## START Task input
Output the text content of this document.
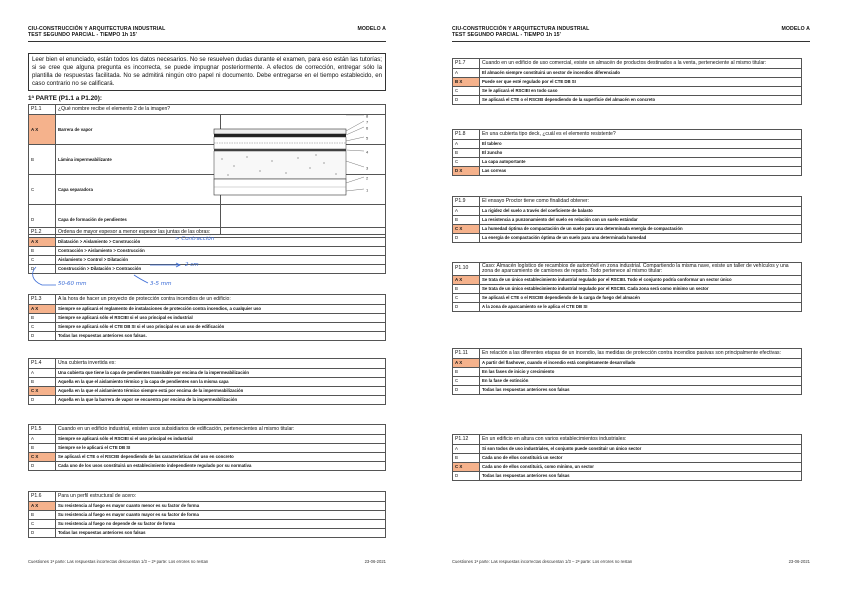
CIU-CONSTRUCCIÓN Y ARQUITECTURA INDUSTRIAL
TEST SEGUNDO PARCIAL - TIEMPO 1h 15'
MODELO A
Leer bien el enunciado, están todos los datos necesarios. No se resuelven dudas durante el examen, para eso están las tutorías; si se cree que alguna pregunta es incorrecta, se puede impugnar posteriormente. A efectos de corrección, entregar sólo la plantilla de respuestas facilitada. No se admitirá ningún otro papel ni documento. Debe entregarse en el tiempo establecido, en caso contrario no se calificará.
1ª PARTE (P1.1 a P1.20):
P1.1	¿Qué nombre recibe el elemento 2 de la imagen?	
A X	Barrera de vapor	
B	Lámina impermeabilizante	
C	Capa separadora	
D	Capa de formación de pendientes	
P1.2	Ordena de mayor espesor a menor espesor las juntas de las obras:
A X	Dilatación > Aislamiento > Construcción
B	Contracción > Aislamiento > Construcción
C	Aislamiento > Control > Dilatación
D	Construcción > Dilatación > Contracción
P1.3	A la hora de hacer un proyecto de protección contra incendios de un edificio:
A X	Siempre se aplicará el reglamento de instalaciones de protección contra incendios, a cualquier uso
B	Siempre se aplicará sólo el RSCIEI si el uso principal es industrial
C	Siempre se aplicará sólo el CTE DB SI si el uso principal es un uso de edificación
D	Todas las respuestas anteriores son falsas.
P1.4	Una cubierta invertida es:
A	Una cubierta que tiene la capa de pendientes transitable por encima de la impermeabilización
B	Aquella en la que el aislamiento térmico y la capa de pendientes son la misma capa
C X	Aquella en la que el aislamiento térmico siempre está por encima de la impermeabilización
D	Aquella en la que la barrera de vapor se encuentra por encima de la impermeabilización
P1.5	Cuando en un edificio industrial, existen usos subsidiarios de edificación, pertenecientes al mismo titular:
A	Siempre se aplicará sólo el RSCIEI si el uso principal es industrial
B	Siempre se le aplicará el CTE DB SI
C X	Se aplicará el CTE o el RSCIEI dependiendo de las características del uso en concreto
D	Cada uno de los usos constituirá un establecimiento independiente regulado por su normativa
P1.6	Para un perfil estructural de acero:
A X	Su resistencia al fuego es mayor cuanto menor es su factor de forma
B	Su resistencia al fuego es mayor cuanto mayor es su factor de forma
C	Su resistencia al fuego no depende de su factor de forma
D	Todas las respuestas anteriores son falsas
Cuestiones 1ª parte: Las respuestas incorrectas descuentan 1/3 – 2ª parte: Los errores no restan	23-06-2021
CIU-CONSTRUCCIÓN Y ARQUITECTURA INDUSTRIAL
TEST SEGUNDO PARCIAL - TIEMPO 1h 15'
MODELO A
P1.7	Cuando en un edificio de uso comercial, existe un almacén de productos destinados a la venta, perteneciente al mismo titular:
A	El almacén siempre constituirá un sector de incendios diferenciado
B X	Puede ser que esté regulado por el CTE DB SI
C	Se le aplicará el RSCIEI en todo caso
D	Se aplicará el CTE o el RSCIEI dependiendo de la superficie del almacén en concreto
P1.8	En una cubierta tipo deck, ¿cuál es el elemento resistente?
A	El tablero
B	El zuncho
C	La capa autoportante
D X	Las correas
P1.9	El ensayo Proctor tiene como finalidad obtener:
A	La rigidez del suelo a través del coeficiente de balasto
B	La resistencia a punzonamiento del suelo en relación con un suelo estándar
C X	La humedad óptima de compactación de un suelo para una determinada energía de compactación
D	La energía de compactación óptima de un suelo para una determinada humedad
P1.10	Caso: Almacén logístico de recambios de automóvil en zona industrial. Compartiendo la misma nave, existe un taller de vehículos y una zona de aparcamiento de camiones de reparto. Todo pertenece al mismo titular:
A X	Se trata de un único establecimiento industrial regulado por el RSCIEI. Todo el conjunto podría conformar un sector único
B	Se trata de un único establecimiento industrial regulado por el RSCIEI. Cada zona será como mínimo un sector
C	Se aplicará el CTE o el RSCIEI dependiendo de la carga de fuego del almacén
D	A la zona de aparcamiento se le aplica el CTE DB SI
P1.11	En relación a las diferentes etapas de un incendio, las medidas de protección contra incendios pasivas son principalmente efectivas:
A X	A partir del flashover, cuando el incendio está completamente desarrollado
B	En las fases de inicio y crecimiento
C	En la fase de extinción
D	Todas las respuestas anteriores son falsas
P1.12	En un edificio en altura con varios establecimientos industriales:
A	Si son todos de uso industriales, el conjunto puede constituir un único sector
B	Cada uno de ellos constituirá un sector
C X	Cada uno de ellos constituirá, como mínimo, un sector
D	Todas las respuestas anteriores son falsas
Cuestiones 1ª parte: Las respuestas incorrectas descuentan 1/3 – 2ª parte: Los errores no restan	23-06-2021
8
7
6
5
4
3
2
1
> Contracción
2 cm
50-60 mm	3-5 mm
## END Task input
## START Task input
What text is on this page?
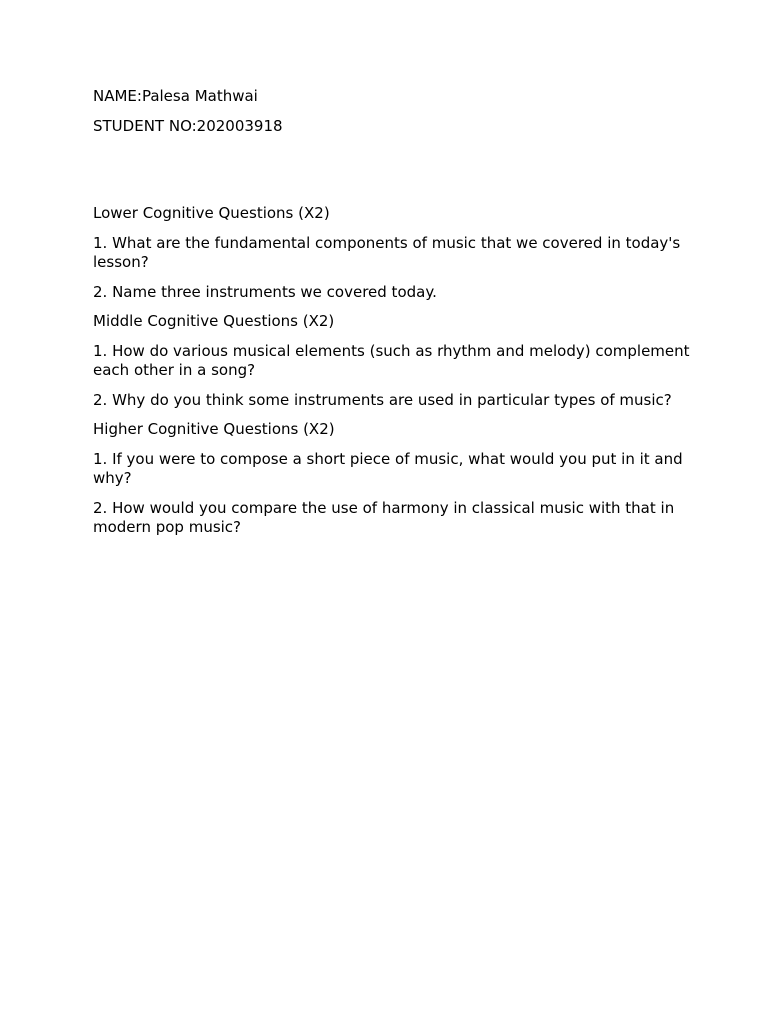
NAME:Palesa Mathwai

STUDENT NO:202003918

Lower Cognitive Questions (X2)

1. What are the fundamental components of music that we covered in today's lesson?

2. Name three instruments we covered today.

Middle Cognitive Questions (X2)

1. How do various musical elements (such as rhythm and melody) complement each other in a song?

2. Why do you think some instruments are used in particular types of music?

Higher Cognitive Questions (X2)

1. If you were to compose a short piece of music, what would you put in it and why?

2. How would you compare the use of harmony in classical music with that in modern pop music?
## END Task input
Task goal ->
Say how many lines in the entries contain the string "relación", and leave out everything else.

Solved problem ->
2